[start]
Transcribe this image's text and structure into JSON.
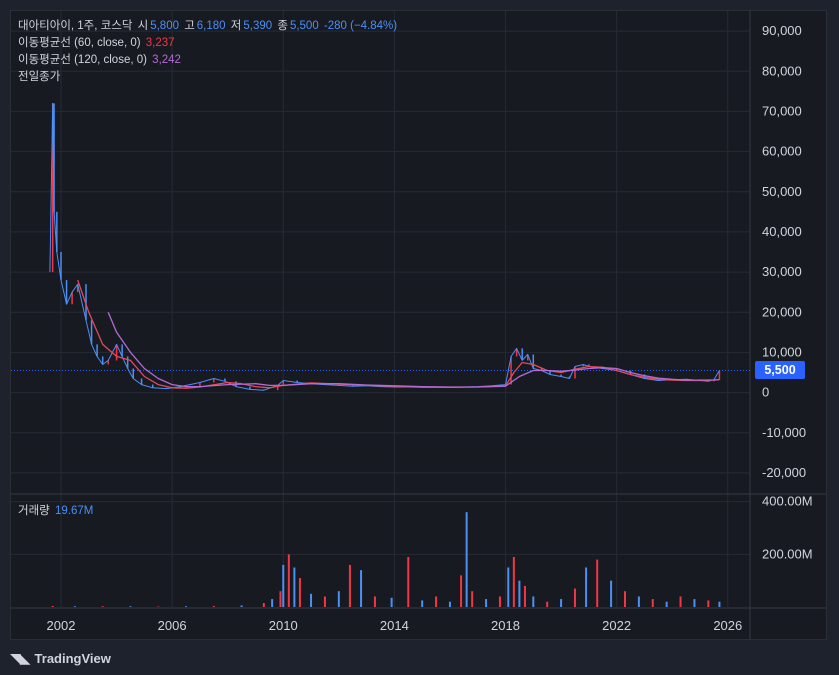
{
  "header": {
    "symbol": "대아티아이, 1주, 코스닥",
    "open_label": "시",
    "open": "5,800",
    "high_label": "고",
    "high": "6,180",
    "low_label": "저",
    "low": "5,390",
    "close_label": "종",
    "close": "5,500",
    "change": "-280 (−4.84%)"
  },
  "indicators": [
    {
      "label": "이동평균선 (60, close, 0)",
      "value": "3,237",
      "color": "#f23645"
    },
    {
      "label": "이동평균선 (120, close, 0)",
      "value": "3,242",
      "color": "#b36bd4"
    },
    {
      "label": "전일종가",
      "value": ""
    }
  ],
  "volume_legend": {
    "label": "거래량",
    "value": "19.67M"
  },
  "last_price_badge": "5,500",
  "brand": "TradingView",
  "colors": {
    "up": "#f23645",
    "down": "#4c8ff5",
    "ma60": "#e24b5b",
    "ma120": "#b36bd4",
    "badge": "#2962ff",
    "background": "#171a21"
  },
  "chart_data": [
    {
      "type": "line",
      "title": "대아티아이, 1주, 코스닥",
      "ylim": [
        -25000,
        95000
      ],
      "y_ticks": [
        "90,000",
        "80,000",
        "70,000",
        "60,000",
        "50,000",
        "40,000",
        "30,000",
        "20,000",
        "10,000",
        "0",
        "-10,000",
        "-20,000"
      ],
      "y_tick_values": [
        90000,
        80000,
        70000,
        60000,
        50000,
        40000,
        30000,
        20000,
        10000,
        0,
        -10000,
        -20000
      ],
      "x_ticks": [
        "2002",
        "2006",
        "2010",
        "2014",
        "2018",
        "2022",
        "2026"
      ],
      "x_tick_values": [
        2002,
        2006,
        2010,
        2014,
        2018,
        2022,
        2026
      ],
      "xlim": [
        2000.2,
        2026.8
      ],
      "last_price": 5500,
      "series": [
        {
          "name": "대아티아이",
          "x": [
            2001.6,
            2001.7,
            2001.75,
            2001.85,
            2002.0,
            2002.2,
            2002.4,
            2002.6,
            2002.9,
            2003.1,
            2003.3,
            2003.5,
            2003.7,
            2004.0,
            2004.2,
            2004.4,
            2004.6,
            2004.9,
            2005.3,
            2005.8,
            2006.3,
            2007.0,
            2007.5,
            2007.9,
            2008.3,
            2008.8,
            2009.3,
            2009.8,
            2010.0,
            2010.5,
            2011.0,
            2011.5,
            2012.0,
            2012.5,
            2013.0,
            2013.5,
            2014.0,
            2014.5,
            2015.0,
            2015.5,
            2016.0,
            2016.5,
            2017.0,
            2017.5,
            2018.0,
            2018.2,
            2018.4,
            2018.6,
            2018.8,
            2019.0,
            2019.3,
            2019.6,
            2020.0,
            2020.3,
            2020.5,
            2020.8,
            2021.0,
            2021.5,
            2022.0,
            2022.5,
            2023.0,
            2023.5,
            2024.0,
            2024.5,
            2025.0,
            2025.3,
            2025.5,
            2025.7
          ],
          "y": [
            30000,
            72000,
            45000,
            35000,
            28000,
            22000,
            25000,
            27000,
            18000,
            12000,
            9000,
            7000,
            8000,
            12000,
            9000,
            6000,
            3500,
            2000,
            1200,
            1000,
            1500,
            2500,
            3500,
            2800,
            1500,
            800,
            600,
            1800,
            3000,
            2500,
            2200,
            2000,
            1800,
            1600,
            1700,
            1500,
            1400,
            1400,
            1300,
            1300,
            1300,
            1400,
            1500,
            1700,
            2000,
            9000,
            11000,
            8000,
            9500,
            6000,
            5500,
            4500,
            4000,
            3500,
            6500,
            7000,
            6500,
            6000,
            5500,
            4500,
            3500,
            3000,
            3200,
            3300,
            3000,
            2800,
            3200,
            5500
          ]
        },
        {
          "name": "이동평균선 (60, close, 0)",
          "x": [
            2002.6,
            2003.0,
            2003.5,
            2004.0,
            2004.5,
            2005.0,
            2005.5,
            2006.0,
            2006.5,
            2007.0,
            2008.0,
            2008.5,
            2009.0,
            2009.5,
            2010.0,
            2011.0,
            2012.0,
            2013.0,
            2014.0,
            2015.0,
            2016.0,
            2017.0,
            2018.0,
            2018.3,
            2018.6,
            2019.0,
            2019.5,
            2020.0,
            2020.5,
            2021.0,
            2021.5,
            2022.0,
            2022.5,
            2023.0,
            2023.5,
            2024.0,
            2024.5,
            2025.0,
            2025.5,
            2025.7
          ],
          "y": [
            28000,
            20000,
            12000,
            9000,
            8000,
            4000,
            2000,
            1200,
            1100,
            1400,
            2500,
            2200,
            1500,
            1200,
            1800,
            2400,
            2100,
            1800,
            1600,
            1400,
            1300,
            1400,
            1700,
            5000,
            7500,
            7000,
            5500,
            5000,
            5800,
            6500,
            6300,
            5500,
            4500,
            3800,
            3300,
            3100,
            3000,
            3000,
            3100,
            3237
          ]
        },
        {
          "name": "이동평균선 (120, close, 0)",
          "x": [
            2003.7,
            2004.0,
            2004.5,
            2005.0,
            2005.5,
            2006.0,
            2006.5,
            2007.0,
            2008.0,
            2009.0,
            2009.5,
            2010.0,
            2011.0,
            2012.0,
            2013.0,
            2014.0,
            2015.0,
            2016.0,
            2017.0,
            2018.0,
            2018.5,
            2019.0,
            2019.5,
            2020.0,
            2020.5,
            2021.0,
            2021.5,
            2022.0,
            2022.5,
            2023.0,
            2023.5,
            2024.0,
            2024.5,
            2025.0,
            2025.5,
            2025.7
          ],
          "y": [
            20000,
            15000,
            10000,
            6000,
            3500,
            2000,
            1500,
            1500,
            2000,
            2200,
            1800,
            1800,
            2200,
            2200,
            1900,
            1700,
            1500,
            1400,
            1400,
            1600,
            4000,
            5500,
            5500,
            5300,
            5600,
            6000,
            6200,
            6000,
            5000,
            4200,
            3600,
            3300,
            3100,
            3100,
            3150,
            3242
          ]
        }
      ]
    },
    {
      "type": "bar",
      "title": "거래량",
      "ylim": [
        0,
        410
      ],
      "y_ticks": [
        "400.00M",
        "200.00M"
      ],
      "y_tick_values": [
        400,
        200
      ],
      "unit": "M",
      "x": [
        2001.7,
        2002.5,
        2003.5,
        2004.5,
        2005.5,
        2006.5,
        2007.5,
        2008.5,
        2009.3,
        2009.6,
        2009.9,
        2010.0,
        2010.2,
        2010.4,
        2010.6,
        2011.0,
        2011.5,
        2012.0,
        2012.4,
        2012.8,
        2013.3,
        2013.9,
        2014.5,
        2015.0,
        2015.5,
        2016.0,
        2016.4,
        2016.6,
        2016.8,
        2017.3,
        2017.8,
        2018.1,
        2018.3,
        2018.5,
        2018.7,
        2019.0,
        2019.5,
        2020.0,
        2020.5,
        2020.9,
        2021.3,
        2021.8,
        2022.3,
        2022.8,
        2023.3,
        2023.8,
        2024.3,
        2024.8,
        2025.3,
        2025.7
      ],
      "values": [
        4,
        3,
        3,
        3,
        2,
        3,
        4,
        6,
        15,
        30,
        60,
        160,
        200,
        150,
        110,
        50,
        40,
        60,
        160,
        140,
        40,
        35,
        190,
        25,
        40,
        20,
        120,
        360,
        60,
        30,
        40,
        150,
        190,
        100,
        80,
        40,
        20,
        30,
        70,
        150,
        180,
        100,
        60,
        40,
        30,
        20,
        40,
        30,
        25,
        20
      ]
    }
  ]
}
[end]
▸ **WRITTEN EXERCISE**: All records should be output exactly, with the pictures left out.

▸ **FULL ANSWER**:
Transcribe this image's text and structure into JSON.
{
  "header": {
    "symbol": "대아티아이, 1주, 코스닥",
    "open_label": "시",
    "open": "5,800",
    "high_label": "고",
    "high": "6,180",
    "low_label": "저",
    "low": "5,390",
    "close_label": "종",
    "close": "5,500",
    "change": "-280 (−4.84%)"
  },
  "indicators": [
    {
      "label": "이동평균선 (60, close, 0)",
      "value": "3,237",
      "color": "#f23645"
    },
    {
      "label": "이동평균선 (120, close, 0)",
      "value": "3,242",
      "color": "#b36bd4"
    },
    {
      "label": "전일종가",
      "value": ""
    }
  ],
  "volume_legend": {
    "label": "거래량",
    "value": "19.67M"
  },
  "last_price_badge": "5,500",
  "brand": "TradingView",
  "colors": {
    "up": "#f23645",
    "down": "#4c8ff5",
    "ma60": "#e24b5b",
    "ma120": "#b36bd4",
    "badge": "#2962ff",
    "background": "#171a21"
  },
  "chart_data": [
    {
      "type": "line",
      "title": "대아티아이, 1주, 코스닥",
      "ylim": [
        -25000,
        95000
      ],
      "y_ticks": [
        "90,000",
        "80,000",
        "70,000",
        "60,000",
        "50,000",
        "40,000",
        "30,000",
        "20,000",
        "10,000",
        "0",
        "-10,000",
        "-20,000"
      ],
      "y_tick_values": [
        90000,
        80000,
        70000,
        60000,
        50000,
        40000,
        30000,
        20000,
        10000,
        0,
        -10000,
        -20000
      ],
      "x_ticks": [
        "2002",
        "2006",
        "2010",
        "2014",
        "2018",
        "2022",
        "2026"
      ],
      "x_tick_values": [
        2002,
        2006,
        2010,
        2014,
        2018,
        2022,
        2026
      ],
      "xlim": [
        2000.2,
        2026.8
      ],
      "last_price": 5500,
      "series": [
        {
          "name": "대아티아이",
          "x": [
            2001.6,
            2001.7,
            2001.75,
            2001.85,
            2002.0,
            2002.2,
            2002.4,
            2002.6,
            2002.9,
            2003.1,
            2003.3,
            2003.5,
            2003.7,
            2004.0,
            2004.2,
            2004.4,
            2004.6,
            2004.9,
            2005.3,
            2005.8,
            2006.3,
            2007.0,
            2007.5,
            2007.9,
            2008.3,
            2008.8,
            2009.3,
            2009.8,
            2010.0,
            2010.5,
            2011.0,
            2011.5,
            2012.0,
            2012.5,
            2013.0,
            2013.5,
            2014.0,
            2014.5,
            2015.0,
            2015.5,
            2016.0,
            2016.5,
            2017.0,
            2017.5,
            2018.0,
            2018.2,
            2018.4,
            2018.6,
            2018.8,
            2019.0,
            2019.3,
            2019.6,
            2020.0,
            2020.3,
            2020.5,
            2020.8,
            2021.0,
            2021.5,
            2022.0,
            2022.5,
            2023.0,
            2023.5,
            2024.0,
            2024.5,
            2025.0,
            2025.3,
            2025.5,
            2025.7
          ],
          "y": [
            30000,
            72000,
            45000,
            35000,
            28000,
            22000,
            25000,
            27000,
            18000,
            12000,
            9000,
            7000,
            8000,
            12000,
            9000,
            6000,
            3500,
            2000,
            1200,
            1000,
            1500,
            2500,
            3500,
            2800,
            1500,
            800,
            600,
            1800,
            3000,
            2500,
            2200,
            2000,
            1800,
            1600,
            1700,
            1500,
            1400,
            1400,
            1300,
            1300,
            1300,
            1400,
            1500,
            1700,
            2000,
            9000,
            11000,
            8000,
            9500,
            6000,
            5500,
            4500,
            4000,
            3500,
            6500,
            7000,
            6500,
            6000,
            5500,
            4500,
            3500,
            3000,
            3200,
            3300,
            3000,
            2800,
            3200,
            5500
          ]
        },
        {
          "name": "이동평균선 (60, close, 0)",
          "x": [
            2002.6,
            2003.0,
            2003.5,
            2004.0,
            2004.5,
            2005.0,
            2005.5,
            2006.0,
            2006.5,
            2007.0,
            2008.0,
            2008.5,
            2009.0,
            2009.5,
            2010.0,
            2011.0,
            2012.0,
            2013.0,
            2014.0,
            2015.0,
            2016.0,
            2017.0,
            2018.0,
            2018.3,
            2018.6,
            2019.0,
            2019.5,
            2020.0,
            2020.5,
            2021.0,
            2021.5,
            2022.0,
            2022.5,
            2023.0,
            2023.5,
            2024.0,
            2024.5,
            2025.0,
            2025.5,
            2025.7
          ],
          "y": [
            28000,
            20000,
            12000,
            9000,
            8000,
            4000,
            2000,
            1200,
            1100,
            1400,
            2500,
            2200,
            1500,
            1200,
            1800,
            2400,
            2100,
            1800,
            1600,
            1400,
            1300,
            1400,
            1700,
            5000,
            7500,
            7000,
            5500,
            5000,
            5800,
            6500,
            6300,
            5500,
            4500,
            3800,
            3300,
            3100,
            3000,
            3000,
            3100,
            3237
          ]
        },
        {
          "name": "이동평균선 (120, close, 0)",
          "x": [
            2003.7,
            2004.0,
            2004.5,
            2005.0,
            2005.5,
            2006.0,
            2006.5,
            2007.0,
            2008.0,
            2009.0,
            2009.5,
            2010.0,
            2011.0,
            2012.0,
            2013.0,
            2014.0,
            2015.0,
            2016.0,
            2017.0,
            2018.0,
            2018.5,
            2019.0,
            2019.5,
            2020.0,
            2020.5,
            2021.0,
            2021.5,
            2022.0,
            2022.5,
            2023.0,
            2023.5,
            2024.0,
            2024.5,
            2025.0,
            2025.5,
            2025.7
          ],
          "y": [
            20000,
            15000,
            10000,
            6000,
            3500,
            2000,
            1500,
            1500,
            2000,
            2200,
            1800,
            1800,
            2200,
            2200,
            1900,
            1700,
            1500,
            1400,
            1400,
            1600,
            4000,
            5500,
            5500,
            5300,
            5600,
            6000,
            6200,
            6000,
            5000,
            4200,
            3600,
            3300,
            3100,
            3100,
            3150,
            3242
          ]
        }
      ]
    },
    {
      "type": "bar",
      "title": "거래량",
      "ylim": [
        0,
        410
      ],
      "y_ticks": [
        "400.00M",
        "200.00M"
      ],
      "y_tick_values": [
        400,
        200
      ],
      "unit": "M",
      "x": [
        2001.7,
        2002.5,
        2003.5,
        2004.5,
        2005.5,
        2006.5,
        2007.5,
        2008.5,
        2009.3,
        2009.6,
        2009.9,
        2010.0,
        2010.2,
        2010.4,
        2010.6,
        2011.0,
        2011.5,
        2012.0,
        2012.4,
        2012.8,
        2013.3,
        2013.9,
        2014.5,
        2015.0,
        2015.5,
        2016.0,
        2016.4,
        2016.6,
        2016.8,
        2017.3,
        2017.8,
        2018.1,
        2018.3,
        2018.5,
        2018.7,
        2019.0,
        2019.5,
        2020.0,
        2020.5,
        2020.9,
        2021.3,
        2021.8,
        2022.3,
        2022.8,
        2023.3,
        2023.8,
        2024.3,
        2024.8,
        2025.3,
        2025.7
      ],
      "values": [
        4,
        3,
        3,
        3,
        2,
        3,
        4,
        6,
        15,
        30,
        60,
        160,
        200,
        150,
        110,
        50,
        40,
        60,
        160,
        140,
        40,
        35,
        190,
        25,
        40,
        20,
        120,
        360,
        60,
        30,
        40,
        150,
        190,
        100,
        80,
        40,
        20,
        30,
        70,
        150,
        180,
        100,
        60,
        40,
        30,
        20,
        40,
        30,
        25,
        20
      ]
    }
  ]
}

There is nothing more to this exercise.